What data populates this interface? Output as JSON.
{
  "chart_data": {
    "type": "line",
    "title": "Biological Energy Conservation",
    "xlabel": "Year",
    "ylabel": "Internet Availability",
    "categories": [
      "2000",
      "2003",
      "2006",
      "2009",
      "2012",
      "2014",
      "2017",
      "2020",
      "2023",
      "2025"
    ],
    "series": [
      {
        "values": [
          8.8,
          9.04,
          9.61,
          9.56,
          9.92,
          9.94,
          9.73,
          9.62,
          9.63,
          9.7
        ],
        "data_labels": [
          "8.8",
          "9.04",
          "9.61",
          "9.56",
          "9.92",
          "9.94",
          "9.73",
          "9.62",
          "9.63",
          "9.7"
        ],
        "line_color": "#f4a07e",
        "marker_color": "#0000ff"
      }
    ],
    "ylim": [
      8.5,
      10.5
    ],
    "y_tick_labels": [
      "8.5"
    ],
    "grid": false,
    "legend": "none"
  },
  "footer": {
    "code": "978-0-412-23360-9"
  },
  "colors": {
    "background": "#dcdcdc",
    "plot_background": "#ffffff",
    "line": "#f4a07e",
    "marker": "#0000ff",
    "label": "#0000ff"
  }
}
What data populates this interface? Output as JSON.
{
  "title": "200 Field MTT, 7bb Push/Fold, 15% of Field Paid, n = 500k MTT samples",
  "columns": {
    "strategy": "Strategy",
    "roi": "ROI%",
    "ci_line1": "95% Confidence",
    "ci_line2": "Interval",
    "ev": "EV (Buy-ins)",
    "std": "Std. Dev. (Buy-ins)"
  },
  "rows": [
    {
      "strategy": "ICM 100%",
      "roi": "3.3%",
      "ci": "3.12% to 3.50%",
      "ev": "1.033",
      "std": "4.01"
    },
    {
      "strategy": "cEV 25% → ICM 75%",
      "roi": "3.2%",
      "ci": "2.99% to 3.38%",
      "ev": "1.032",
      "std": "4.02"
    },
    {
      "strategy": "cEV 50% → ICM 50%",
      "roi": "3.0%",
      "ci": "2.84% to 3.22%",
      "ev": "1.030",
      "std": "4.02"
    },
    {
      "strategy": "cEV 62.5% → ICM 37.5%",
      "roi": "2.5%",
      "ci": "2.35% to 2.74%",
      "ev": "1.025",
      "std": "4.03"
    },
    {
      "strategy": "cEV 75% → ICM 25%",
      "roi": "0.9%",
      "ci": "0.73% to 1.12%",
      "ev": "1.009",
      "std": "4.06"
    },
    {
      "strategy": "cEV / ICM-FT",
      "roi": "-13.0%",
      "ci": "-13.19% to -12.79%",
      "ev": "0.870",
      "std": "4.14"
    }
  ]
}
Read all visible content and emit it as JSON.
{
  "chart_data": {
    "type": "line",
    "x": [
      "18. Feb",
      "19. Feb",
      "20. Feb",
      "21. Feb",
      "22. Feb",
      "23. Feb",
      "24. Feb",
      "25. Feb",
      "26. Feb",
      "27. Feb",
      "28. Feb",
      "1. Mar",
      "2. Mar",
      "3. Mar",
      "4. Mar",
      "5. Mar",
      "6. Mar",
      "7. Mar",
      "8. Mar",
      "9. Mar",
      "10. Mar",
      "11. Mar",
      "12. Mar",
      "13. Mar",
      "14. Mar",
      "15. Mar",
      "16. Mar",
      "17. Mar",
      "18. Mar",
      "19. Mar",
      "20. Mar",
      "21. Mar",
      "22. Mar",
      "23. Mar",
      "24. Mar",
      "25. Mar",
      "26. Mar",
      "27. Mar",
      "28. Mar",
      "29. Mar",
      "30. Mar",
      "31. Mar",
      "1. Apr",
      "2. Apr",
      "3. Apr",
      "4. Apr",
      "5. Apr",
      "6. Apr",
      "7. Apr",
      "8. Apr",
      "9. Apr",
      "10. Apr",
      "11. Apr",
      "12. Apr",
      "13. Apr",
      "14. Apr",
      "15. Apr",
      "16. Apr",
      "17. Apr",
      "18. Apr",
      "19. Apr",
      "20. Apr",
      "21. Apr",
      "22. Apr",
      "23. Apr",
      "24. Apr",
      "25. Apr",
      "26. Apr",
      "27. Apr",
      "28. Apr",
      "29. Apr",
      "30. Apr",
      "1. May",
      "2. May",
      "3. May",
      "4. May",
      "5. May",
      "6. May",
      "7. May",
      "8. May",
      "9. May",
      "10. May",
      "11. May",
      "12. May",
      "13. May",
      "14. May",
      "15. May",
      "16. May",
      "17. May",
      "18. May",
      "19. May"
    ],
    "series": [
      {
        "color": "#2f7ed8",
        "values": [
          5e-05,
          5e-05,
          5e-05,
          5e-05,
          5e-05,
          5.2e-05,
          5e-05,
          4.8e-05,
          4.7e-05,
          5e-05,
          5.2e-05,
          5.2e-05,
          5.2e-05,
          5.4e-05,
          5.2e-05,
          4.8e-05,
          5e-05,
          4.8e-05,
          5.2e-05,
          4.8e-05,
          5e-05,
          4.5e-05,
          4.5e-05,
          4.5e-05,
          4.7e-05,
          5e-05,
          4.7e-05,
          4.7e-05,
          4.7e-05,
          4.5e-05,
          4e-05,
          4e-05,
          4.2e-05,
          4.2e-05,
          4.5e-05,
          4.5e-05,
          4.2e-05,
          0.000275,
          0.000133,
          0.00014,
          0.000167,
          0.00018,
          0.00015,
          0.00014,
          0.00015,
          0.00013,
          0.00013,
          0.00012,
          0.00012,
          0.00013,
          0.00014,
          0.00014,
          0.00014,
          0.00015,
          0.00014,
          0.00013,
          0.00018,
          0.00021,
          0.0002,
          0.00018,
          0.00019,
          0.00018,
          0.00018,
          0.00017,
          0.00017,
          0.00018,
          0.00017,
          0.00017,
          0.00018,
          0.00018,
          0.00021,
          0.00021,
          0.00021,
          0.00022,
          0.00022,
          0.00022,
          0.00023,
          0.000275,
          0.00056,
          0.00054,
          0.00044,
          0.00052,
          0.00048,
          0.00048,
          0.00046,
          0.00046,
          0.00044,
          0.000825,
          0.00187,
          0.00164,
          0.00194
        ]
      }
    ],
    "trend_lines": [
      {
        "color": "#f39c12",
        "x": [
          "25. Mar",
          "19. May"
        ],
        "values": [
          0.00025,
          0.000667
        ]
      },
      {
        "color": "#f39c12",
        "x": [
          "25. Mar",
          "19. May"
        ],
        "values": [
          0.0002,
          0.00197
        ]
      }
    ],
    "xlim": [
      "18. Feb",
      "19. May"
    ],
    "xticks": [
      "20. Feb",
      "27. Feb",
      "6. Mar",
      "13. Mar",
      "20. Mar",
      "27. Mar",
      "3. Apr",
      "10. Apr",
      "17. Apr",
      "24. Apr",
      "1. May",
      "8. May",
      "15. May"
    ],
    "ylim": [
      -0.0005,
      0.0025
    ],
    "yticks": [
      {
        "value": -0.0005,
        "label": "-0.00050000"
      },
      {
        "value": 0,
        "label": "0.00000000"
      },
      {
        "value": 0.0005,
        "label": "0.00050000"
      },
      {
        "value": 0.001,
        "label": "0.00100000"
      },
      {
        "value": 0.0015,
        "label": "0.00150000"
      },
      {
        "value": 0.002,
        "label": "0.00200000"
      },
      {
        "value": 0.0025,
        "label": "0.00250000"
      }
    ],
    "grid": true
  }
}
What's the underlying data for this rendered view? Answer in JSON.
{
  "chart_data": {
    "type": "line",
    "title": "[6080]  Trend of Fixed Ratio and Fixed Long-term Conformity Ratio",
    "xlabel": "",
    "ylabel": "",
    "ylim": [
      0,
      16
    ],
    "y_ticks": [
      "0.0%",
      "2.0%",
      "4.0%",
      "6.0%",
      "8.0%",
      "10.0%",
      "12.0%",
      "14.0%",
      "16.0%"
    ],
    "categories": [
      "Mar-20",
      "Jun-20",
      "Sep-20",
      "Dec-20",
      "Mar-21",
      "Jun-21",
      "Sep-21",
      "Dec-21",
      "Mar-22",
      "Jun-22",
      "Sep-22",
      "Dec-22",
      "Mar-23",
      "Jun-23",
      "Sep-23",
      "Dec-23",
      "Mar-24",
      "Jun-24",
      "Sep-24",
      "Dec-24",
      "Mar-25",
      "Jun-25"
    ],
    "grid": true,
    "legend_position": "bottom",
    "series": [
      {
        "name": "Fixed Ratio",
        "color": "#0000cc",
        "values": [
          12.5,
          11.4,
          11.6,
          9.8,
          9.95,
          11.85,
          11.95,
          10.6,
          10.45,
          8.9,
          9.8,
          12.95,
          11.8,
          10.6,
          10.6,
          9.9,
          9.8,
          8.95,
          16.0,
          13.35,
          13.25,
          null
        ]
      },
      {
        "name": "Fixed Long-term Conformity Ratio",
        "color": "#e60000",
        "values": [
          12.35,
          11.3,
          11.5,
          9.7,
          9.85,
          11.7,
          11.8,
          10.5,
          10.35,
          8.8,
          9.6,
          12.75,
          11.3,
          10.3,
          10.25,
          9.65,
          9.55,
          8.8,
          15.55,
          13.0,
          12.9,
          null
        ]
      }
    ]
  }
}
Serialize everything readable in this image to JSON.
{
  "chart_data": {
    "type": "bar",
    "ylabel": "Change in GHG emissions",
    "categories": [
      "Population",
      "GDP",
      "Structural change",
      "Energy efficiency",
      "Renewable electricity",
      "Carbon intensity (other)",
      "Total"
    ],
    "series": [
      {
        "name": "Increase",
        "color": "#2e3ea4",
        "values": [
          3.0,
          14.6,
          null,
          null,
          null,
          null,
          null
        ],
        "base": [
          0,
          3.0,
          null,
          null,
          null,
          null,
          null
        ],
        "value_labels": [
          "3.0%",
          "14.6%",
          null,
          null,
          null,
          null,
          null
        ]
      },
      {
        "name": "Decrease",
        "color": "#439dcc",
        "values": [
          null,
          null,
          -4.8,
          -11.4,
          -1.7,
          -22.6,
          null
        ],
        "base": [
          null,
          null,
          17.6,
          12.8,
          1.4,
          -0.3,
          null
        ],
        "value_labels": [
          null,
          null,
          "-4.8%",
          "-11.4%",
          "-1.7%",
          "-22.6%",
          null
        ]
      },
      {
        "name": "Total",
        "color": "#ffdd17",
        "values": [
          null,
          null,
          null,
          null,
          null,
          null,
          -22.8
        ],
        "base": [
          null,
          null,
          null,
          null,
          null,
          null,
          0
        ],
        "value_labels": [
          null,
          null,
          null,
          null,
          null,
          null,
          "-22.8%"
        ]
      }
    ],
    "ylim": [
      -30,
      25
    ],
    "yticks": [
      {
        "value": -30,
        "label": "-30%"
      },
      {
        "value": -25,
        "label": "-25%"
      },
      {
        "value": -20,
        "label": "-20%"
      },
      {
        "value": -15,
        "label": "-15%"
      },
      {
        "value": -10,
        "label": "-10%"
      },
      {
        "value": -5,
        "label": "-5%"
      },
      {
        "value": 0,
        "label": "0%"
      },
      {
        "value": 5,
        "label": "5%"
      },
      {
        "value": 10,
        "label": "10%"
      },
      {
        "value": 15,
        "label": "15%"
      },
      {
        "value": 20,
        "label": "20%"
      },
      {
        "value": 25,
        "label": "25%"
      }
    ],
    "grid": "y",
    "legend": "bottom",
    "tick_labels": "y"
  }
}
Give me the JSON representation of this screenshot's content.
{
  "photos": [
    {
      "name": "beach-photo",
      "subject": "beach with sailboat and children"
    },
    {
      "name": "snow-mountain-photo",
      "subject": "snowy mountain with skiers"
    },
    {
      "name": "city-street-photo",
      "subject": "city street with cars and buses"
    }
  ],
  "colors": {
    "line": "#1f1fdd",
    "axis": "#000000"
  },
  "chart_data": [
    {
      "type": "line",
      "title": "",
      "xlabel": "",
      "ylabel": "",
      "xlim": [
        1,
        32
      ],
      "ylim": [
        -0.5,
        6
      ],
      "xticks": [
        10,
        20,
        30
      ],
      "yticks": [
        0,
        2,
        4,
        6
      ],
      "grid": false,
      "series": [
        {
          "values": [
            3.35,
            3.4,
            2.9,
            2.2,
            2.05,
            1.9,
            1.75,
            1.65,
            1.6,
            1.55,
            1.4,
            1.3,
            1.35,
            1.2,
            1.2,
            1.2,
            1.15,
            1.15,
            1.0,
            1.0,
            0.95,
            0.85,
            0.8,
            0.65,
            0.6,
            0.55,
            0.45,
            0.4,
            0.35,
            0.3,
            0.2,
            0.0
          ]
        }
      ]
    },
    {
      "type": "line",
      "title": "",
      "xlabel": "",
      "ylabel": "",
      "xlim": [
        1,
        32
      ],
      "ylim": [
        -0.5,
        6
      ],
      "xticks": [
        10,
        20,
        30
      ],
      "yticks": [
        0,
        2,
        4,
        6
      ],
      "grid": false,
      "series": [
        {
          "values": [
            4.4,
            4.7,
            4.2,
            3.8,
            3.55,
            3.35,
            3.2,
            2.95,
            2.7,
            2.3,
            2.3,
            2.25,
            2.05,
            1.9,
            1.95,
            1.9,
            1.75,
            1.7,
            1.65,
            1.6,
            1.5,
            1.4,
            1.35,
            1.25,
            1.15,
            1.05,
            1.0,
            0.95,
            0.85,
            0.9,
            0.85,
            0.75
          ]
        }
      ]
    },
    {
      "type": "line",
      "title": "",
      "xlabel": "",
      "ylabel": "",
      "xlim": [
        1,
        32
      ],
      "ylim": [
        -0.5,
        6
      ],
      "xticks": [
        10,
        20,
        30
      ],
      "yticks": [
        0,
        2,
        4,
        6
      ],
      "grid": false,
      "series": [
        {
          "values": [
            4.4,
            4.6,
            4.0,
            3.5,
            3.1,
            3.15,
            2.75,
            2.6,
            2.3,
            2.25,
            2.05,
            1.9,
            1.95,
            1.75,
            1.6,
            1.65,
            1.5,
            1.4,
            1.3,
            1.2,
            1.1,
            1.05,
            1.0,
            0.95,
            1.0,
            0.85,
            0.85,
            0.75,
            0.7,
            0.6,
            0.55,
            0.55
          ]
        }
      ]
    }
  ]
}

......

- WRITTEN PROBLEM -
Copy all lines of the material above where the string "Ratio" occurs.

- PROBLEM SOLUTION -
    "title": "[6080]  Trend of Fixed Ratio and Fixed Long-term Conformity Ratio",
        "name": "Fixed Ratio",
        "name": "Fixed Long-term Conformity Ratio",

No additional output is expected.